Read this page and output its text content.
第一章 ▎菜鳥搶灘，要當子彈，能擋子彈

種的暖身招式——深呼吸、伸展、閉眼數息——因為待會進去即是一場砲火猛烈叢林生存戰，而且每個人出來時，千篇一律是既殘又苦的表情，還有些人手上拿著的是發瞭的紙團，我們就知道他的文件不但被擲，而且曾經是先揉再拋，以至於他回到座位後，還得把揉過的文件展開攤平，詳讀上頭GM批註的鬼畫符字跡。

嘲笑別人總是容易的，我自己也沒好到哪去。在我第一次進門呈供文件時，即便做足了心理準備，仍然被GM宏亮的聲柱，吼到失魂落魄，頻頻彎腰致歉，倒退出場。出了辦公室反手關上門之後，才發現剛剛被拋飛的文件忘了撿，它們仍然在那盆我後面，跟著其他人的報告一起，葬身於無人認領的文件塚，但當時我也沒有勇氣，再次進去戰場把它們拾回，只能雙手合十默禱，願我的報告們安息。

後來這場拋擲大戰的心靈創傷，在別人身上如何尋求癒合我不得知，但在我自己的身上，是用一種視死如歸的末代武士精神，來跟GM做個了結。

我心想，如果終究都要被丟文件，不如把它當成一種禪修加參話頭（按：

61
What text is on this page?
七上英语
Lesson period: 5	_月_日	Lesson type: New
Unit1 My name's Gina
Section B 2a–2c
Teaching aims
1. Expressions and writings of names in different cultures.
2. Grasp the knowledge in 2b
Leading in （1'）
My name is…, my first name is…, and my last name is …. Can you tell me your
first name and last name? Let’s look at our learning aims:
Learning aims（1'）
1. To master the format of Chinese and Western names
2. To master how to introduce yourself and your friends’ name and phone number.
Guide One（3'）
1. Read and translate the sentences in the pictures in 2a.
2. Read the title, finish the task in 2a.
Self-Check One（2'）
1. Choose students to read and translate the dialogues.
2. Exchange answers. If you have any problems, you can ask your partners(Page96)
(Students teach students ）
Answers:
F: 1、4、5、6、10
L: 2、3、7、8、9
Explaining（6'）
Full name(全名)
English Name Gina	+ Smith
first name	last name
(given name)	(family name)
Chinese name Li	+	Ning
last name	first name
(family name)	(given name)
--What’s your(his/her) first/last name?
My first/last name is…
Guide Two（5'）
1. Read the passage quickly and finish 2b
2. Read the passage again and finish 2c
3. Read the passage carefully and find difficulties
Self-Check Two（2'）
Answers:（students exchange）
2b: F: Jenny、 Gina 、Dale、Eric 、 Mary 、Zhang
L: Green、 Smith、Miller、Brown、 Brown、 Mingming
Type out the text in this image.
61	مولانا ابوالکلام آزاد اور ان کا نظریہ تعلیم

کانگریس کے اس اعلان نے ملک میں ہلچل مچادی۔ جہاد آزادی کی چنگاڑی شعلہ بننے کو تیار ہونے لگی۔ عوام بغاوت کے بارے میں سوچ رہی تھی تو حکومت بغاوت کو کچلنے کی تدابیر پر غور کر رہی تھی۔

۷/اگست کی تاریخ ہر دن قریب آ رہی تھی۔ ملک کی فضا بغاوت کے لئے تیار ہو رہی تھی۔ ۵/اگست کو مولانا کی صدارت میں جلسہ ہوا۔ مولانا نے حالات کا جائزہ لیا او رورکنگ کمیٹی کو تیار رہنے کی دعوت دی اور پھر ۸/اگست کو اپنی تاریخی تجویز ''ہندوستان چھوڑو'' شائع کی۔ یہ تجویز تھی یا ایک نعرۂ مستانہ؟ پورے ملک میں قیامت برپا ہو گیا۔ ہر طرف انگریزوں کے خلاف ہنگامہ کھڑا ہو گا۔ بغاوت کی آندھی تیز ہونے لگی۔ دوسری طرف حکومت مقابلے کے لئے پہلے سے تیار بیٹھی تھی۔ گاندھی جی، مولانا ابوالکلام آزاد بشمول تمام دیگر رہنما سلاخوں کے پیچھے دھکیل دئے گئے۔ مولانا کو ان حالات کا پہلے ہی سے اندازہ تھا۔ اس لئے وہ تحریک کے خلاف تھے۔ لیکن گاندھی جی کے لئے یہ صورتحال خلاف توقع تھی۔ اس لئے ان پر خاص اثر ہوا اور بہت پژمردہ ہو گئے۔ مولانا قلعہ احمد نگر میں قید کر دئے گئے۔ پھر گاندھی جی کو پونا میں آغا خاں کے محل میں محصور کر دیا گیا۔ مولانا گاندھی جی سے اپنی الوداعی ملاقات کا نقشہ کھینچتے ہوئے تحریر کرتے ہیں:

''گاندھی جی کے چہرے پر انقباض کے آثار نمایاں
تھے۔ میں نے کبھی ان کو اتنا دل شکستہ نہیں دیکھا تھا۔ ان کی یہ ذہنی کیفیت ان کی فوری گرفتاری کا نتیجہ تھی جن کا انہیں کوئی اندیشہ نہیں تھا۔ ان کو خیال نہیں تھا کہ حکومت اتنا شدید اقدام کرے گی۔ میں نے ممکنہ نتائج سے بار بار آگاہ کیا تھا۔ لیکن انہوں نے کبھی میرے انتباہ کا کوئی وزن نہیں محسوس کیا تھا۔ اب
★ ★ ★ ★ ★
_Instructions to follow_
Please return the data above exactly as given.

_Task response_
Read this page and output its text content.
第一章 ▎菜鳥搶灘，要當子彈，能擋子彈

種的暖身招式——深呼吸、伸展、閉眼數息——因為待會進去即是一場砲火猛烈叢林生存戰，而且每個人出來時，千篇一律是既殘又苦的表情，還有些人手上拿著的是發瞭的紙團，我們就知道他的文件不但被擲，而且曾經是先揉再拋，以至於他回到座位後，還得把揉過的文件展開攤平，詳讀上頭GM批註的鬼畫符字跡。

嘲笑別人總是容易的，我自己也沒好到哪去。在我第一次進門呈供文件時，即便做足了心理準備，仍然被GM宏亮的聲柱，吼到失魂落魄，頻頻彎腰致歉，倒退出場。出了辦公室反手關上門之後，才發現剛剛被拋飛的文件忘了撿，它們仍然在那盆我後面，跟著其他人的報告一起，葬身於無人認領的文件塚，但當時我也沒有勇氣，再次進去戰場把它們拾回，只能雙手合十默禱，願我的報告們安息。

後來這場拋擲大戰的心靈創傷，在別人身上如何尋求癒合我不得知，但在我自己的身上，是用一種視死如歸的末代武士精神，來跟GM做個了結。

我心想，如果終究都要被丟文件，不如把它當成一種禪修加參話頭（按：

61
What text is on this page?
七上英语
Lesson period: 5	_月_日	Lesson type: New
Unit1 My name's Gina
Section B 2a–2c
Teaching aims
1. Expressions and writings of names in different cultures.
2. Grasp the knowledge in 2b
Leading in （1'）
My name is…, my first name is…, and my last name is …. Can you tell me your
first name and last name? Let’s look at our learning aims:
Learning aims（1'）
1. To master the format of Chinese and Western names
2. To master how to introduce yourself and your friends’ name and phone number.
Guide One（3'）
1. Read and translate the sentences in the pictures in 2a.
2. Read the title, finish the task in 2a.
Self-Check One（2'）
1. Choose students to read and translate the dialogues.
2. Exchange answers. If you have any problems, you can ask your partners(Page96)
(Students teach students ）
Answers:
F: 1、4、5、6、10
L: 2、3、7、8、9
Explaining（6'）
Full name(全名)
English Name Gina	+ Smith
first name	last name
(given name)	(family name)
Chinese name Li	+	Ning
last name	first name
(family name)	(given name)
--What’s your(his/her) first/last name?
My first/last name is…
Guide Two（5'）
1. Read the passage quickly and finish 2b
2. Read the passage again and finish 2c
3. Read the passage carefully and find difficulties
Self-Check Two（2'）
Answers:（students exchange）
2b: F: Jenny、 Gina 、Dale、Eric 、 Mary 、Zhang
L: Green、 Smith、Miller、Brown、 Brown、 Mingming
Type out the text in this image.
61	مولانا ابوالکلام آزاد اور ان کا نظریہ تعلیم

کانگریس کے اس اعلان نے ملک میں ہلچل مچادی۔ جہاد آزادی کی چنگاڑی شعلہ بننے کو تیار ہونے لگی۔ عوام بغاوت کے بارے میں سوچ رہی تھی تو حکومت بغاوت کو کچلنے کی تدابیر پر غور کر رہی تھی۔

۷/اگست کی تاریخ ہر دن قریب آ رہی تھی۔ ملک کی فضا بغاوت کے لئے تیار ہو رہی تھی۔ ۵/اگست کو مولانا کی صدارت میں جلسہ ہوا۔ مولانا نے حالات کا جائزہ لیا او رورکنگ کمیٹی کو تیار رہنے کی دعوت دی اور پھر ۸/اگست کو اپنی تاریخی تجویز ''ہندوستان چھوڑو'' شائع کی۔ یہ تجویز تھی یا ایک نعرۂ مستانہ؟ پورے ملک میں قیامت برپا ہو گیا۔ ہر طرف انگریزوں کے خلاف ہنگامہ کھڑا ہو گا۔ بغاوت کی آندھی تیز ہونے لگی۔ دوسری طرف حکومت مقابلے کے لئے پہلے سے تیار بیٹھی تھی۔ گاندھی جی، مولانا ابوالکلام آزاد بشمول تمام دیگر رہنما سلاخوں کے پیچھے دھکیل دئے گئے۔ مولانا کو ان حالات کا پہلے ہی سے اندازہ تھا۔ اس لئے وہ تحریک کے خلاف تھے۔ لیکن گاندھی جی کے لئے یہ صورتحال خلاف توقع تھی۔ اس لئے ان پر خاص اثر ہوا اور بہت پژمردہ ہو گئے۔ مولانا قلعہ احمد نگر میں قید کر دئے گئے۔ پھر گاندھی جی کو پونا میں آغا خاں کے محل میں محصور کر دیا گیا۔ مولانا گاندھی جی سے اپنی الوداعی ملاقات کا نقشہ کھینچتے ہوئے تحریر کرتے ہیں:

''گاندھی جی کے چہرے پر انقباض کے آثار نمایاں
تھے۔ میں نے کبھی ان کو اتنا دل شکستہ نہیں دیکھا تھا۔ ان کی یہ ذہنی کیفیت ان کی فوری گرفتاری کا نتیجہ تھی جن کا انہیں کوئی اندیشہ نہیں تھا۔ ان کو خیال نہیں تھا کہ حکومت اتنا شدید اقدام کرے گی۔ میں نے ممکنہ نتائج سے بار بار آگاہ کیا تھا۔ لیکن انہوں نے کبھی میرے انتباہ کا کوئی وزن نہیں محسوس کیا تھا۔ اب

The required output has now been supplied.